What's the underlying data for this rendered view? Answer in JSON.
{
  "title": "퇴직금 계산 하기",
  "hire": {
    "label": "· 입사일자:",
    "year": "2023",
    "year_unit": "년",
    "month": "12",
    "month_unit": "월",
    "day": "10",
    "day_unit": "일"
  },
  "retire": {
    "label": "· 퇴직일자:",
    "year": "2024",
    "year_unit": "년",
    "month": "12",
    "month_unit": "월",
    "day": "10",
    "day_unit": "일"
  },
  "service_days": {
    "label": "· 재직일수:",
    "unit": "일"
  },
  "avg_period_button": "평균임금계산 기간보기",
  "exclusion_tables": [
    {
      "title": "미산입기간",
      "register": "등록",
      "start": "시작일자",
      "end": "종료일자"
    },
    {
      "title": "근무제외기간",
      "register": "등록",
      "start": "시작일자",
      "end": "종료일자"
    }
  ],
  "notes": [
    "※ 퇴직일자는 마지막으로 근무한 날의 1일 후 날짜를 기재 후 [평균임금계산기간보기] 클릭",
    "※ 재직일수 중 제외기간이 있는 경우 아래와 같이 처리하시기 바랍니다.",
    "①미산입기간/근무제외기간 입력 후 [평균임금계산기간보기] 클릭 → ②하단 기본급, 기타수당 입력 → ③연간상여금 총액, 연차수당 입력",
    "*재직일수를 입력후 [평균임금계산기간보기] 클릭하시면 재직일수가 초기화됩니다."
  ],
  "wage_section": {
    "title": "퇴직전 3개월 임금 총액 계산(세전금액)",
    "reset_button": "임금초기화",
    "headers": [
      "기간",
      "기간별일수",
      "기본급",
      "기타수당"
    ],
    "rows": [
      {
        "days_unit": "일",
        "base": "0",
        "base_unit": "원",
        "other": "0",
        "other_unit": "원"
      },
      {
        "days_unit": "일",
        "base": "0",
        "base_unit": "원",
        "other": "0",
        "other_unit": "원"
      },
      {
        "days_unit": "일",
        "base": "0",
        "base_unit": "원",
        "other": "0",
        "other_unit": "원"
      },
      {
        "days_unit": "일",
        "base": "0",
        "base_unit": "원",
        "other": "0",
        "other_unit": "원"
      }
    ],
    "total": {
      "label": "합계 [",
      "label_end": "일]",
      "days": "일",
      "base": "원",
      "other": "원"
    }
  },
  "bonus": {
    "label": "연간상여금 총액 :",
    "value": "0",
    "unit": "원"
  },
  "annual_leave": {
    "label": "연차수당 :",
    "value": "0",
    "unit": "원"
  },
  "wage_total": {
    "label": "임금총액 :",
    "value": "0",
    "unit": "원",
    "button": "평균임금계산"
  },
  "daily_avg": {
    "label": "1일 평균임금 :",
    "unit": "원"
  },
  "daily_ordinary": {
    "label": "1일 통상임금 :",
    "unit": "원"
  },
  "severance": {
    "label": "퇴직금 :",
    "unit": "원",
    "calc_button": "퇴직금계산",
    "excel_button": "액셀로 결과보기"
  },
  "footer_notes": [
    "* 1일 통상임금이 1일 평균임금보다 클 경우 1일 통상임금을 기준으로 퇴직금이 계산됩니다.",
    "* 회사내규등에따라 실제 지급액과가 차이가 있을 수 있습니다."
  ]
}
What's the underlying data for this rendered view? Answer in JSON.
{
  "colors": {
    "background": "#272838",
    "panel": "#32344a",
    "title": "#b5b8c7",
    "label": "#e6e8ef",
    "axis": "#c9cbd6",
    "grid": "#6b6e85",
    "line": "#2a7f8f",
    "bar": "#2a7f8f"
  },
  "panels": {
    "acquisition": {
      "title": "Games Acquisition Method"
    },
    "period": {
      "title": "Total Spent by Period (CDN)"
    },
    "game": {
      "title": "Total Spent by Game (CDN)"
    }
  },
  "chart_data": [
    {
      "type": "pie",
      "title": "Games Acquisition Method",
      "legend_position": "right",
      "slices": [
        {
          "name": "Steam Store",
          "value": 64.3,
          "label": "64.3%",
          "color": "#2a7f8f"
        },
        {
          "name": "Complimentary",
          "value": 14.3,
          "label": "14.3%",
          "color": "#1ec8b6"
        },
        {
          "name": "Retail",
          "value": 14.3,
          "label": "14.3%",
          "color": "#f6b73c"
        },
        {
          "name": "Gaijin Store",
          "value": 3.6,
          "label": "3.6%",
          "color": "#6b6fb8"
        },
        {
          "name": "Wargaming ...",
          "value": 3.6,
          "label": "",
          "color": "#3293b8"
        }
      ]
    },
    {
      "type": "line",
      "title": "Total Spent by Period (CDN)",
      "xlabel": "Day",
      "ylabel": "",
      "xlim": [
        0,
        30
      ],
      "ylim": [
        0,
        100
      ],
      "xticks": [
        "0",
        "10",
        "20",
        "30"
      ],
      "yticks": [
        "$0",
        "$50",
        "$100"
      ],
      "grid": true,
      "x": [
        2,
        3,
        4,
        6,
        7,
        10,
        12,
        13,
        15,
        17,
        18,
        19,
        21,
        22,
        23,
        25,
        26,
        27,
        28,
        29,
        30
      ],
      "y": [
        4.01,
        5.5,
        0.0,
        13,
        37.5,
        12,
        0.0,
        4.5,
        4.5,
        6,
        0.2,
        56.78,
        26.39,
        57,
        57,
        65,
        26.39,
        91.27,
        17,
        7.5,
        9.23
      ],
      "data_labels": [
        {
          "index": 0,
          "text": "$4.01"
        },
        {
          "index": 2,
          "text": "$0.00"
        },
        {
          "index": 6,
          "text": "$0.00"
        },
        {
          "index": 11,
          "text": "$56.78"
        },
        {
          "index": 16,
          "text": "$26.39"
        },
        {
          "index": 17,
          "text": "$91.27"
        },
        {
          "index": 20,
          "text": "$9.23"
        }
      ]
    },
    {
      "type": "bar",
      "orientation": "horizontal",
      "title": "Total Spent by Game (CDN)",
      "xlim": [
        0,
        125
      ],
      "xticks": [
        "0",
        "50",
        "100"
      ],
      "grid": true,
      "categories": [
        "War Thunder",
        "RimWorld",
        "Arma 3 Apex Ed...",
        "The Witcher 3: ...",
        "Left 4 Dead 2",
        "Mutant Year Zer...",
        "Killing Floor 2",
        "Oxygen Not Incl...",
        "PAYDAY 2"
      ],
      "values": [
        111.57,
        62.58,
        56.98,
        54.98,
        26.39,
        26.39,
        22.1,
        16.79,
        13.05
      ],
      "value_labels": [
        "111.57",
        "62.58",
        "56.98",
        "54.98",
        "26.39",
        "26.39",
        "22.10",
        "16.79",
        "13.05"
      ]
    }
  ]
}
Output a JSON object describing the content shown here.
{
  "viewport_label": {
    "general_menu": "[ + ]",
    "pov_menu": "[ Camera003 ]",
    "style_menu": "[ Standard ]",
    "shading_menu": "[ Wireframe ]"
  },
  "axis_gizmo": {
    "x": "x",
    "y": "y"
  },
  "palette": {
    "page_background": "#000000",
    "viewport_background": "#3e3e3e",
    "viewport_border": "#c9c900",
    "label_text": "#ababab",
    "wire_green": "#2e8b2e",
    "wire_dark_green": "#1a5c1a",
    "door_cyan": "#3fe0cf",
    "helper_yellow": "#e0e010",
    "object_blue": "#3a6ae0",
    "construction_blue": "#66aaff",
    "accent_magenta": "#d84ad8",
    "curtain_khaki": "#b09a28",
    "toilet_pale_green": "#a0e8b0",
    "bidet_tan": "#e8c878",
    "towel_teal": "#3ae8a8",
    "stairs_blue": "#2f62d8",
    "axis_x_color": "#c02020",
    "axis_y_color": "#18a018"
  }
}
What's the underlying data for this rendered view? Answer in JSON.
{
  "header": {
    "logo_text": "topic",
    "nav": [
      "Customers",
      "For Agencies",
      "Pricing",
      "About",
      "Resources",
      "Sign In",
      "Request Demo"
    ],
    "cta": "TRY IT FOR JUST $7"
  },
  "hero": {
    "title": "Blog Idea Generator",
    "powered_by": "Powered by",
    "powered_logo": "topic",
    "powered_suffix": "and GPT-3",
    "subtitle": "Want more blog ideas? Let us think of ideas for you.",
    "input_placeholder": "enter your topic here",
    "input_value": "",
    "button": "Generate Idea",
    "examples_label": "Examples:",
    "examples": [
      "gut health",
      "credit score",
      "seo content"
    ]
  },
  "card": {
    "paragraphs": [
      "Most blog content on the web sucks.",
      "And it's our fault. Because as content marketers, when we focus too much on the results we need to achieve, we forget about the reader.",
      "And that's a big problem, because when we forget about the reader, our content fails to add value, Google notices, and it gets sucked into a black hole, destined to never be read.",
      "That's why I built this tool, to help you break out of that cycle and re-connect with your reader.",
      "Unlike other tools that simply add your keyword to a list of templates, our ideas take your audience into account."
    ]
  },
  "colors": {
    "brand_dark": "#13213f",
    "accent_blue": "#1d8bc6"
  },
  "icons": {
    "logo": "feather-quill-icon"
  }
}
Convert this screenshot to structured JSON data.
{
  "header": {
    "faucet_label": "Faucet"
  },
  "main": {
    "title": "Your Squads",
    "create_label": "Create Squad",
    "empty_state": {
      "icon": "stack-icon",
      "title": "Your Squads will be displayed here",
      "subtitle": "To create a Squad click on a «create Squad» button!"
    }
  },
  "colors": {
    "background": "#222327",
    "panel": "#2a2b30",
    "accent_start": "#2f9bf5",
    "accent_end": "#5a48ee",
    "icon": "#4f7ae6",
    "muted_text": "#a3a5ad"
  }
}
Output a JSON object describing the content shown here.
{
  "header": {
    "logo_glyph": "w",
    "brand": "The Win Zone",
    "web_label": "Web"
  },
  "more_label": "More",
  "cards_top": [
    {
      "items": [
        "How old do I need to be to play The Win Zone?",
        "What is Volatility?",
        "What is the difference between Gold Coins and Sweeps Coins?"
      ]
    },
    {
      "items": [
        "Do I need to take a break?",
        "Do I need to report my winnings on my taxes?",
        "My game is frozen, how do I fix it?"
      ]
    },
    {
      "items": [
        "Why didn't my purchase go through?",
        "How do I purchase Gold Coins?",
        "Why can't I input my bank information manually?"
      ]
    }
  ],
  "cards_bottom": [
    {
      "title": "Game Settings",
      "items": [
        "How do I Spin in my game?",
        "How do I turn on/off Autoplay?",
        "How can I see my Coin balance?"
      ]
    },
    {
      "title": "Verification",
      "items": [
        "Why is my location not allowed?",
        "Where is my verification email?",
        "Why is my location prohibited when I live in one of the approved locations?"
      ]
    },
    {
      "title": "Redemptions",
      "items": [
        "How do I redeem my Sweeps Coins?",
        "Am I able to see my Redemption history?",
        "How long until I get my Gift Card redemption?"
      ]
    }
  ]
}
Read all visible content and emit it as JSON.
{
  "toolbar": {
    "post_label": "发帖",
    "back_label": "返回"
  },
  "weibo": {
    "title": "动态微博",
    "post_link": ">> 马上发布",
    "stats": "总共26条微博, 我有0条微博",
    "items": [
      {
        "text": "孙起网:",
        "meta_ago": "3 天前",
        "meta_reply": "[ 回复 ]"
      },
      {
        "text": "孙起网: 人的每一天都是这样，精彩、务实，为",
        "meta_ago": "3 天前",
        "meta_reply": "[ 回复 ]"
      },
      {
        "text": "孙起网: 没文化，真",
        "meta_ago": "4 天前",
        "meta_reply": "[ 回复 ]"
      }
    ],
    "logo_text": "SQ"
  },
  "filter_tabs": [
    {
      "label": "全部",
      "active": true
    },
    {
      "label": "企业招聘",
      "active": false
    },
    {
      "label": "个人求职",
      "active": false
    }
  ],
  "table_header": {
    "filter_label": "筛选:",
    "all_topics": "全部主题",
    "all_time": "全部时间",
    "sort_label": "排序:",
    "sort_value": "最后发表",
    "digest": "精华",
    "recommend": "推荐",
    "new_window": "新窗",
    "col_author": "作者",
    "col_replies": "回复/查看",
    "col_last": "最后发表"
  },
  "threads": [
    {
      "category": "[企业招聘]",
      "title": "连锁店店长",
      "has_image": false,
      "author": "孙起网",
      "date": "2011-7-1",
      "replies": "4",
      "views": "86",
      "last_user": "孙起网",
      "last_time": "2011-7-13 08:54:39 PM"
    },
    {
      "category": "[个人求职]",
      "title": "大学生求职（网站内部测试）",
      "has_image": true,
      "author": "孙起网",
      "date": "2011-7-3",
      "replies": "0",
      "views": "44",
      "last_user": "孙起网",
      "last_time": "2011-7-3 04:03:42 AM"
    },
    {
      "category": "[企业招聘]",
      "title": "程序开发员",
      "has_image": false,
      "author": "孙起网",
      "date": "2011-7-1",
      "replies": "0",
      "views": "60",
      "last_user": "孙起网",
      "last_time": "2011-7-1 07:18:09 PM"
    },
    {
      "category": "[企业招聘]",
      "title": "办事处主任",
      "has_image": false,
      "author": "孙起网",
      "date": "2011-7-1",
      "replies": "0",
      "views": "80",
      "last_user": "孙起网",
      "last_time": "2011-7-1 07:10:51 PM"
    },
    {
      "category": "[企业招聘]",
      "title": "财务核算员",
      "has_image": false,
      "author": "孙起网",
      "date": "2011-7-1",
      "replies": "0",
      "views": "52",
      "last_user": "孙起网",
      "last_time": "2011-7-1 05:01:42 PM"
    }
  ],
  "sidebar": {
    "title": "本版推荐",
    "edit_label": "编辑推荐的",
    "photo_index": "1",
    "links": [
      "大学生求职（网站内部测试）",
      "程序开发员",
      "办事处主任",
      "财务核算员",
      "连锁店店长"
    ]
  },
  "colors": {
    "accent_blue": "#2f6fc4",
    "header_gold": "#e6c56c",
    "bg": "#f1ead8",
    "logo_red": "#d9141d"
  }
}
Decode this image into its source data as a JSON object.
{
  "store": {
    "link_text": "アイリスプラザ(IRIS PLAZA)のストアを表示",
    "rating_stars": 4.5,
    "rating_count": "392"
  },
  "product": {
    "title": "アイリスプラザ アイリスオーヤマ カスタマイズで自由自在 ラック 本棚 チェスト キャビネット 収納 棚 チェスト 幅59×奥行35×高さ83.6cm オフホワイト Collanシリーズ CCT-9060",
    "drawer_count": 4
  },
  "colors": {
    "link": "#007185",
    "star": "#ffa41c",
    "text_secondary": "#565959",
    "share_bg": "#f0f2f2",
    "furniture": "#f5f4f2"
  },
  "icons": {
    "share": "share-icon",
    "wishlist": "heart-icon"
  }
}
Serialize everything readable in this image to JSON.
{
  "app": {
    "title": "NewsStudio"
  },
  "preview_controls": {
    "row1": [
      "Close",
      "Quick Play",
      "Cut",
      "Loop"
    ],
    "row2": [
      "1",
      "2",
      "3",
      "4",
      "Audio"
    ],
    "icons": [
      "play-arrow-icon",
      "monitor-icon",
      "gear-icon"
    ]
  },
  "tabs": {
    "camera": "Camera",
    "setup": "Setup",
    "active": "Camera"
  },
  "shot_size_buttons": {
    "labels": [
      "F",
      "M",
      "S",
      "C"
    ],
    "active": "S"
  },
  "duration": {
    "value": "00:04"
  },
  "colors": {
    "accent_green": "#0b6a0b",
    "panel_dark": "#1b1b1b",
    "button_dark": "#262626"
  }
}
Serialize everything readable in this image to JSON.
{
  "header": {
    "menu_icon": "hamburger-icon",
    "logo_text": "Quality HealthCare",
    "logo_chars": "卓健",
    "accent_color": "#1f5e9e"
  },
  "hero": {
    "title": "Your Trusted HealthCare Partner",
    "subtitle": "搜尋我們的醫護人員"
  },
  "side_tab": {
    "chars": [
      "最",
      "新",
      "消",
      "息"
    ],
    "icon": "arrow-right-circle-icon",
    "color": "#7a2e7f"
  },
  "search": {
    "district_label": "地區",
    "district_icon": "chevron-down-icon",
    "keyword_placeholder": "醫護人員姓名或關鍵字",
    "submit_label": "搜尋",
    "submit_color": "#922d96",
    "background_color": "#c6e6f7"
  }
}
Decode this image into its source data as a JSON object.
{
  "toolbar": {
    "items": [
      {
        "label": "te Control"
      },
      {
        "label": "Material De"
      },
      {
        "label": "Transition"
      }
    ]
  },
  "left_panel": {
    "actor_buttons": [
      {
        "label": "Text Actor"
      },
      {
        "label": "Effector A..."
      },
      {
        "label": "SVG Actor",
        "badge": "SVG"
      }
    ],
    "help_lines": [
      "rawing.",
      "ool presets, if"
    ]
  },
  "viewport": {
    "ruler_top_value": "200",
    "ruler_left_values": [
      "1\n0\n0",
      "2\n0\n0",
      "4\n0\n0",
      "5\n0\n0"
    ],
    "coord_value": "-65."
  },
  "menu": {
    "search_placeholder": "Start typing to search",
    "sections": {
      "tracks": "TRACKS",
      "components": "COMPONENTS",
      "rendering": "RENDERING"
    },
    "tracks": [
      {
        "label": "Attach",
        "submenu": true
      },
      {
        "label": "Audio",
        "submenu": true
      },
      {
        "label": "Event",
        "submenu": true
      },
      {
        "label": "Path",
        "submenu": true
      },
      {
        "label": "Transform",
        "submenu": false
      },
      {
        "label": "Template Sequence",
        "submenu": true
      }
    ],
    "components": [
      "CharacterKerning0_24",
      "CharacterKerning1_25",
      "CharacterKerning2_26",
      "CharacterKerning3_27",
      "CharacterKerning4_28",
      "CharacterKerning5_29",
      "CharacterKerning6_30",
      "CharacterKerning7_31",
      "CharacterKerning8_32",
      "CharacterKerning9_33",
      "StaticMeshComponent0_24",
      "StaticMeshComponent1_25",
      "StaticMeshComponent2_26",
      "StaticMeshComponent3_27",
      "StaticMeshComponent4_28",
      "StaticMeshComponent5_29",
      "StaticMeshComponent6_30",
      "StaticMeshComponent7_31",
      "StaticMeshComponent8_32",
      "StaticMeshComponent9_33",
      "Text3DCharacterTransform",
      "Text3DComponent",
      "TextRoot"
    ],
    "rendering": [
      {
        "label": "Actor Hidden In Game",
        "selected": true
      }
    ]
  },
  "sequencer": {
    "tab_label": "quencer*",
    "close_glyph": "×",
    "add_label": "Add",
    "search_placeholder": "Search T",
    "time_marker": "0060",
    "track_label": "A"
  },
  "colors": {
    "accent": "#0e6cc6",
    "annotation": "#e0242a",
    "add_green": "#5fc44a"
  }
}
--------------------------------
**Task details**
From the entries, report each line that includes the word "components".

**Answer below**
      "components": "COMPONENTS",
    "components": [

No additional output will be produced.